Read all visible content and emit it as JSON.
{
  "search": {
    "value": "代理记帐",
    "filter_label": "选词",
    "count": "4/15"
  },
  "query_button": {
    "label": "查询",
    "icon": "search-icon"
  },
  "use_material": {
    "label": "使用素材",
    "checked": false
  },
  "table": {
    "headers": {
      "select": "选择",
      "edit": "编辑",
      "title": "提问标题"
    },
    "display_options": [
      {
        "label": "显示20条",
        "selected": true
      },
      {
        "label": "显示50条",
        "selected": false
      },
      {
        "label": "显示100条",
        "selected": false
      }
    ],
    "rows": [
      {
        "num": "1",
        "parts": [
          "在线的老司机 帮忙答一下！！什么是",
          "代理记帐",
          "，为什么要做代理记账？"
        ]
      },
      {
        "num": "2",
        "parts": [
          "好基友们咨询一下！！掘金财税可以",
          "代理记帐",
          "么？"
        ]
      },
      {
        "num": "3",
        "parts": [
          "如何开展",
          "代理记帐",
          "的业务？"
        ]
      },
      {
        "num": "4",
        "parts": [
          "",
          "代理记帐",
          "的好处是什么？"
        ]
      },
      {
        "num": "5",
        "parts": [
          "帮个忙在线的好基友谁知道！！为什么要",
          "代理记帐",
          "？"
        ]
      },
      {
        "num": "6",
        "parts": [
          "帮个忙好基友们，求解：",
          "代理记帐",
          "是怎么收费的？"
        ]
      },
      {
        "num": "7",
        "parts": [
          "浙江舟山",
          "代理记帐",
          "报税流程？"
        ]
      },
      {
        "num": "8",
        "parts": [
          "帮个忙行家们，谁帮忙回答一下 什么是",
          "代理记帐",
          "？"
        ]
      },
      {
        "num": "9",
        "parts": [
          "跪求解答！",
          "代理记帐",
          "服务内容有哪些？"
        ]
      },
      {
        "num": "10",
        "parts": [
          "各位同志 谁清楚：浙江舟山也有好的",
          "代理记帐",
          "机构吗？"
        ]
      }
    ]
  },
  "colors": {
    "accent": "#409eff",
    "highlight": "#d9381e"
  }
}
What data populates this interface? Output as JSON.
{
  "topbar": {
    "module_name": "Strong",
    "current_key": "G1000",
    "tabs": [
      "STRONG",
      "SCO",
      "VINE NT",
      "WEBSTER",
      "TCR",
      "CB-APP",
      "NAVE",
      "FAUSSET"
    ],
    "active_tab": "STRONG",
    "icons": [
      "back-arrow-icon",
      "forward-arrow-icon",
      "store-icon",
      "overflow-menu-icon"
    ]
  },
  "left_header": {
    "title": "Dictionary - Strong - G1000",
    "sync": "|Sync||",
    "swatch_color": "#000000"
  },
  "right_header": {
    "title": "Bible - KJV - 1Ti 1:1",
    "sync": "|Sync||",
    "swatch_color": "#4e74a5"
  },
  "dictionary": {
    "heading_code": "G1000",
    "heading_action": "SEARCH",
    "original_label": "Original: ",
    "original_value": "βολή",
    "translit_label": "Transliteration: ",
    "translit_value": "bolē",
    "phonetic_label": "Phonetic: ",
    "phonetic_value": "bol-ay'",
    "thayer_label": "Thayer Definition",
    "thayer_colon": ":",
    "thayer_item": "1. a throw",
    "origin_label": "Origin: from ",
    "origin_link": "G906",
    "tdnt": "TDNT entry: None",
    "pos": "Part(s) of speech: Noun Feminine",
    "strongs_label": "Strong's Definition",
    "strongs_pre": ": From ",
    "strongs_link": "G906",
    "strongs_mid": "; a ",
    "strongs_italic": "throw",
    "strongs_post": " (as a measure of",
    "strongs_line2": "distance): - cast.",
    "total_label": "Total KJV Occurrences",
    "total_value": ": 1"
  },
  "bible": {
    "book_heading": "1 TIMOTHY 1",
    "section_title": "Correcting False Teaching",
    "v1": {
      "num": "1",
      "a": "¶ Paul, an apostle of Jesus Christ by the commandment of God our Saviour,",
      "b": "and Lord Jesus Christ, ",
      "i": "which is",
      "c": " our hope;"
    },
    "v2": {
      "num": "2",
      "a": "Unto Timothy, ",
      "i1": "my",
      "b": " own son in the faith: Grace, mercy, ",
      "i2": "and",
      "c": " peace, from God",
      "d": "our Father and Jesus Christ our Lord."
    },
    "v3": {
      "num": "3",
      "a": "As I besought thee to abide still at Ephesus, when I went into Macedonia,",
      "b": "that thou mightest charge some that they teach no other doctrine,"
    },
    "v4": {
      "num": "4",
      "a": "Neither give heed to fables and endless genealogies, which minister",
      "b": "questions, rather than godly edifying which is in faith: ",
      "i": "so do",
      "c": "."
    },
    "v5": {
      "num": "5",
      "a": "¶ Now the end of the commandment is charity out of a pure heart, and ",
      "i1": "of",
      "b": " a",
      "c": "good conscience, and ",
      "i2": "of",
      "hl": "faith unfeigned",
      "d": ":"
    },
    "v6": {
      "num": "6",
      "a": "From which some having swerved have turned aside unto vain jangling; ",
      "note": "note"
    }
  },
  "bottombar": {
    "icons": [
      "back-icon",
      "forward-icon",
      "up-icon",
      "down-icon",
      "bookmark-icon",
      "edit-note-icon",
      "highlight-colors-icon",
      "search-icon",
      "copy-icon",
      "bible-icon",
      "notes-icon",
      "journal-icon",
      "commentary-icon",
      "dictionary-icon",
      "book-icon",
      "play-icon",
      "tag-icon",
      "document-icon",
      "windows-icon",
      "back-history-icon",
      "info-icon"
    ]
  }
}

Aim » All of the entries must be written out exactly as they stand.

Solution for this exercise »
Read all visible content and emit it as JSON.
{
  "search": {
    "value": "代理记帐",
    "filter_label": "选词",
    "count": "4/15"
  },
  "query_button": {
    "label": "查询",
    "icon": "search-icon"
  },
  "use_material": {
    "label": "使用素材",
    "checked": false
  },
  "table": {
    "headers": {
      "select": "选择",
      "edit": "编辑",
      "title": "提问标题"
    },
    "display_options": [
      {
        "label": "显示20条",
        "selected": true
      },
      {
        "label": "显示50条",
        "selected": false
      },
      {
        "label": "显示100条",
        "selected": false
      }
    ],
    "rows": [
      {
        "num": "1",
        "parts": [
          "在线的老司机 帮忙答一下！！什么是",
          "代理记帐",
          "，为什么要做代理记账？"
        ]
      },
      {
        "num": "2",
        "parts": [
          "好基友们咨询一下！！掘金财税可以",
          "代理记帐",
          "么？"
        ]
      },
      {
        "num": "3",
        "parts": [
          "如何开展",
          "代理记帐",
          "的业务？"
        ]
      },
      {
        "num": "4",
        "parts": [
          "",
          "代理记帐",
          "的好处是什么？"
        ]
      },
      {
        "num": "5",
        "parts": [
          "帮个忙在线的好基友谁知道！！为什么要",
          "代理记帐",
          "？"
        ]
      },
      {
        "num": "6",
        "parts": [
          "帮个忙好基友们，求解：",
          "代理记帐",
          "是怎么收费的？"
        ]
      },
      {
        "num": "7",
        "parts": [
          "浙江舟山",
          "代理记帐",
          "报税流程？"
        ]
      },
      {
        "num": "8",
        "parts": [
          "帮个忙行家们，谁帮忙回答一下 什么是",
          "代理记帐",
          "？"
        ]
      },
      {
        "num": "9",
        "parts": [
          "跪求解答！",
          "代理记帐",
          "服务内容有哪些？"
        ]
      },
      {
        "num": "10",
        "parts": [
          "各位同志 谁清楚：浙江舟山也有好的",
          "代理记帐",
          "机构吗？"
        ]
      }
    ]
  },
  "colors": {
    "accent": "#409eff",
    "highlight": "#d9381e"
  }
}
What data populates this interface? Output as JSON.
{
  "topbar": {
    "module_name": "Strong",
    "current_key": "G1000",
    "tabs": [
      "STRONG",
      "SCO",
      "VINE NT",
      "WEBSTER",
      "TCR",
      "CB-APP",
      "NAVE",
      "FAUSSET"
    ],
    "active_tab": "STRONG",
    "icons": [
      "back-arrow-icon",
      "forward-arrow-icon",
      "store-icon",
      "overflow-menu-icon"
    ]
  },
  "left_header": {
    "title": "Dictionary - Strong - G1000",
    "sync": "|Sync||",
    "swatch_color": "#000000"
  },
  "right_header": {
    "title": "Bible - KJV - 1Ti 1:1",
    "sync": "|Sync||",
    "swatch_color": "#4e74a5"
  },
  "dictionary": {
    "heading_code": "G1000",
    "heading_action": "SEARCH",
    "original_label": "Original: ",
    "original_value": "βολή",
    "translit_label": "Transliteration: ",
    "translit_value": "bolē",
    "phonetic_label": "Phonetic: ",
    "phonetic_value": "bol-ay'",
    "thayer_label": "Thayer Definition",
    "thayer_colon": ":",
    "thayer_item": "1. a throw",
    "origin_label": "Origin: from ",
    "origin_link": "G906",
    "tdnt": "TDNT entry: None",
    "pos": "Part(s) of speech: Noun Feminine",
    "strongs_label": "Strong's Definition",
    "strongs_pre": ": From ",
    "strongs_link": "G906",
    "strongs_mid": "; a ",
    "strongs_italic": "throw",
    "strongs_post": " (as a measure of",
    "strongs_line2": "distance): - cast.",
    "total_label": "Total KJV Occurrences",
    "total_value": ": 1"
  },
  "bible": {
    "book_heading": "1 TIMOTHY 1",
    "section_title": "Correcting False Teaching",
    "v1": {
      "num": "1",
      "a": "¶ Paul, an apostle of Jesus Christ by the commandment of God our Saviour,",
      "b": "and Lord Jesus Christ, ",
      "i": "which is",
      "c": " our hope;"
    },
    "v2": {
      "num": "2",
      "a": "Unto Timothy, ",
      "i1": "my",
      "b": " own son in the faith: Grace, mercy, ",
      "i2": "and",
      "c": " peace, from God",
      "d": "our Father and Jesus Christ our Lord."
    },
    "v3": {
      "num": "3",
      "a": "As I besought thee to abide still at Ephesus, when I went into Macedonia,",
      "b": "that thou mightest charge some that they teach no other doctrine,"
    },
    "v4": {
      "num": "4",
      "a": "Neither give heed to fables and endless genealogies, which minister",
      "b": "questions, rather than godly edifying which is in faith: ",
      "i": "so do",
      "c": "."
    },
    "v5": {
      "num": "5",
      "a": "¶ Now the end of the commandment is charity out of a pure heart, and ",
      "i1": "of",
      "b": " a",
      "c": "good conscience, and ",
      "i2": "of",
      "hl": "faith unfeigned",
      "d": ":"
    },
    "v6": {
      "num": "6",
      "a": "From which some having swerved have turned aside unto vain jangling; ",
      "note": "note"
    }
  },
  "bottombar": {
    "icons": [
      "back-icon",
      "forward-icon",
      "up-icon",
      "down-icon",
      "bookmark-icon",
      "edit-note-icon",
      "highlight-colors-icon",
      "search-icon",
      "copy-icon",
      "bible-icon",
      "notes-icon",
      "journal-icon",
      "commentary-icon",
      "dictionary-icon",
      "book-icon",
      "play-icon",
      "tag-icon",
      "document-icon",
      "windows-icon",
      "back-history-icon",
      "info-icon"
    ]
  }
}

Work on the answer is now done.